(Stored data entries)
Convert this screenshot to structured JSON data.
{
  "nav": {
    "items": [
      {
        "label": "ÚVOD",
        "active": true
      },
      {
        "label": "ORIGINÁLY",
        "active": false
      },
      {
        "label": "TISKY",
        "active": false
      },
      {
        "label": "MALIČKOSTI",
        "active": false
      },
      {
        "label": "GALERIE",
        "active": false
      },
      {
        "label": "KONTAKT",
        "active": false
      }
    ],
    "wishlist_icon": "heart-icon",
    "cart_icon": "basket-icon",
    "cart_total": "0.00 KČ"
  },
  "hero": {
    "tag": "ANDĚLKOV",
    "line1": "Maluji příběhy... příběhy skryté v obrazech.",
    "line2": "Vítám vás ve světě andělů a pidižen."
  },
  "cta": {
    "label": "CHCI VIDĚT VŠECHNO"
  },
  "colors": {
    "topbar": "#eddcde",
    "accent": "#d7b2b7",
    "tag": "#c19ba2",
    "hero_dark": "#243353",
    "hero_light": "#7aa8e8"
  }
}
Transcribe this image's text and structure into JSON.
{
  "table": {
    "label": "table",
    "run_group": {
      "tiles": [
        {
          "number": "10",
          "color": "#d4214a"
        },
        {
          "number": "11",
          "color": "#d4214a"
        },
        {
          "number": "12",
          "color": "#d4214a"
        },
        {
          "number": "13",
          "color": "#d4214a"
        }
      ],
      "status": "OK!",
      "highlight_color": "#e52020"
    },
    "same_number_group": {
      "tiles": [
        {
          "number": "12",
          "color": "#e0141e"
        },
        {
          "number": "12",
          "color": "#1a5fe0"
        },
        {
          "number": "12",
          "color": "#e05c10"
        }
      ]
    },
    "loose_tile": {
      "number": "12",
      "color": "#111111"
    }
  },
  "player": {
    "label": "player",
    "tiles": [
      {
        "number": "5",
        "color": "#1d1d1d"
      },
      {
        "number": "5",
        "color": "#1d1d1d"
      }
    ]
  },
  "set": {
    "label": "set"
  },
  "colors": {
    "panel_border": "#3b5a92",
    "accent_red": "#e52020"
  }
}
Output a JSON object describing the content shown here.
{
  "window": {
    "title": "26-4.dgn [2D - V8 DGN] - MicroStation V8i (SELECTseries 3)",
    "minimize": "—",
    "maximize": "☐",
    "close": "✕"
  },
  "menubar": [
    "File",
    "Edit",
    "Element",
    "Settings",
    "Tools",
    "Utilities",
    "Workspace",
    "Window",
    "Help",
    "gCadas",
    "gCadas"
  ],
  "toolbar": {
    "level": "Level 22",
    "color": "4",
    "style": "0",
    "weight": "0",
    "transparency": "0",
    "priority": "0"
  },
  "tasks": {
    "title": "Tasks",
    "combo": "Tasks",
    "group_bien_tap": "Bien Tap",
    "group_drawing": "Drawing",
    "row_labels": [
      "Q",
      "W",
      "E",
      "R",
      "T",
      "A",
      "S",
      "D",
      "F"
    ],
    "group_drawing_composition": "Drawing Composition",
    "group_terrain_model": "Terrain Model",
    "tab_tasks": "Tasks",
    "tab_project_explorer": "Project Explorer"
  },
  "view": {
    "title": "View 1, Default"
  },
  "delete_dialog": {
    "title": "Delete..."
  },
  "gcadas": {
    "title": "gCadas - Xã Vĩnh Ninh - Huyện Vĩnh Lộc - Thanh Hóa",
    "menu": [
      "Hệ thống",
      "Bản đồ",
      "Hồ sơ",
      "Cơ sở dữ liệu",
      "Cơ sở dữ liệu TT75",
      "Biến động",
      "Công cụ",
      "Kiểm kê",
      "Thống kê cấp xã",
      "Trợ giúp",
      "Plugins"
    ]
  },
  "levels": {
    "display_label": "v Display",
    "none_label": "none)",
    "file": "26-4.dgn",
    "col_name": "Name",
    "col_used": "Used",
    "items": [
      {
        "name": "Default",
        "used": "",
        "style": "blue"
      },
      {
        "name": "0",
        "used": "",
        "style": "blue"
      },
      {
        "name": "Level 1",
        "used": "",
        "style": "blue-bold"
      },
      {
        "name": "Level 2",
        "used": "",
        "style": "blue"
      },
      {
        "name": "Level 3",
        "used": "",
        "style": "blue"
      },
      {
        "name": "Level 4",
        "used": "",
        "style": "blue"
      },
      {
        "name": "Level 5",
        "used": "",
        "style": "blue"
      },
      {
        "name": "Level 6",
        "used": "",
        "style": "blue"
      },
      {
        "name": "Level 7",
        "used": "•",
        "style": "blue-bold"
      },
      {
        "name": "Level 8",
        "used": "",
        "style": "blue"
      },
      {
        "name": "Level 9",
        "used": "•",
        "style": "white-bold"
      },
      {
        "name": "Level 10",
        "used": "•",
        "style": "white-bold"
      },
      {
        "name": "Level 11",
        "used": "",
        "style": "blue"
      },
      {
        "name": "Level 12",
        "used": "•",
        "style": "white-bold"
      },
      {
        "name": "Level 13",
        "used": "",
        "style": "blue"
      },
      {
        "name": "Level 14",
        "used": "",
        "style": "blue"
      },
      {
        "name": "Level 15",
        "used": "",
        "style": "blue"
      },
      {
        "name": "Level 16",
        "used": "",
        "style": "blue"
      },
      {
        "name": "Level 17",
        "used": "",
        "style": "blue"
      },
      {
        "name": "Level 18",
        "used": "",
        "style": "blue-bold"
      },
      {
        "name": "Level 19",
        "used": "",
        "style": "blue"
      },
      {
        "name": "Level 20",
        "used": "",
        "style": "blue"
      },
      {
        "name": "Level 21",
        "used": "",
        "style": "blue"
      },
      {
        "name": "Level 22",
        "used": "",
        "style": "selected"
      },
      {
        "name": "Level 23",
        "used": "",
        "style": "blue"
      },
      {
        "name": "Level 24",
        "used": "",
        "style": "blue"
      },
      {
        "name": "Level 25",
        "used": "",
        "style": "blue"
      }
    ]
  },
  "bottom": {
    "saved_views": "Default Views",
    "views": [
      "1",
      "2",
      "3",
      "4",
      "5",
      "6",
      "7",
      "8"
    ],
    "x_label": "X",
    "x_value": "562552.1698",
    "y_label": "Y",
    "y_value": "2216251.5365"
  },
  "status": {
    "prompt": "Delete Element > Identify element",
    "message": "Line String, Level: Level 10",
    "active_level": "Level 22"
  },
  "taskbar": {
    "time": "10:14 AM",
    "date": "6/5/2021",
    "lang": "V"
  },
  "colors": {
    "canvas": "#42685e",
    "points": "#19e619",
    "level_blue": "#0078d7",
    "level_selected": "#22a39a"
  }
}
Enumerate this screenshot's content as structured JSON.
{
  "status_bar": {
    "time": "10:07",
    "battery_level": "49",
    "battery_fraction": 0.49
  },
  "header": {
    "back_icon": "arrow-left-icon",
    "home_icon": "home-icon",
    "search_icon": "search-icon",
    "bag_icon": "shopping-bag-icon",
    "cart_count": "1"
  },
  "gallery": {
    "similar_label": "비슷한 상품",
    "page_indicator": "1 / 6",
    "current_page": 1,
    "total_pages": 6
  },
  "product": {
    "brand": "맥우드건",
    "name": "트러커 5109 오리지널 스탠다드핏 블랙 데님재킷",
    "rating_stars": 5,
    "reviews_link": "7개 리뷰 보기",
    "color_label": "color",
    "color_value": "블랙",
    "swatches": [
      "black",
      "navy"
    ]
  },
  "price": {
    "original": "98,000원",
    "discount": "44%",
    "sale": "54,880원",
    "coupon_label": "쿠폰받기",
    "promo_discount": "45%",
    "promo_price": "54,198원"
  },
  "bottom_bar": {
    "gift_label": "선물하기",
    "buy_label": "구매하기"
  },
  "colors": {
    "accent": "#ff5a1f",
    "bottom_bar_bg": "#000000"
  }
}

Exercise goal:
Determine how many of the lines above hold the word "title", and output that number by itself.

Correct output:
5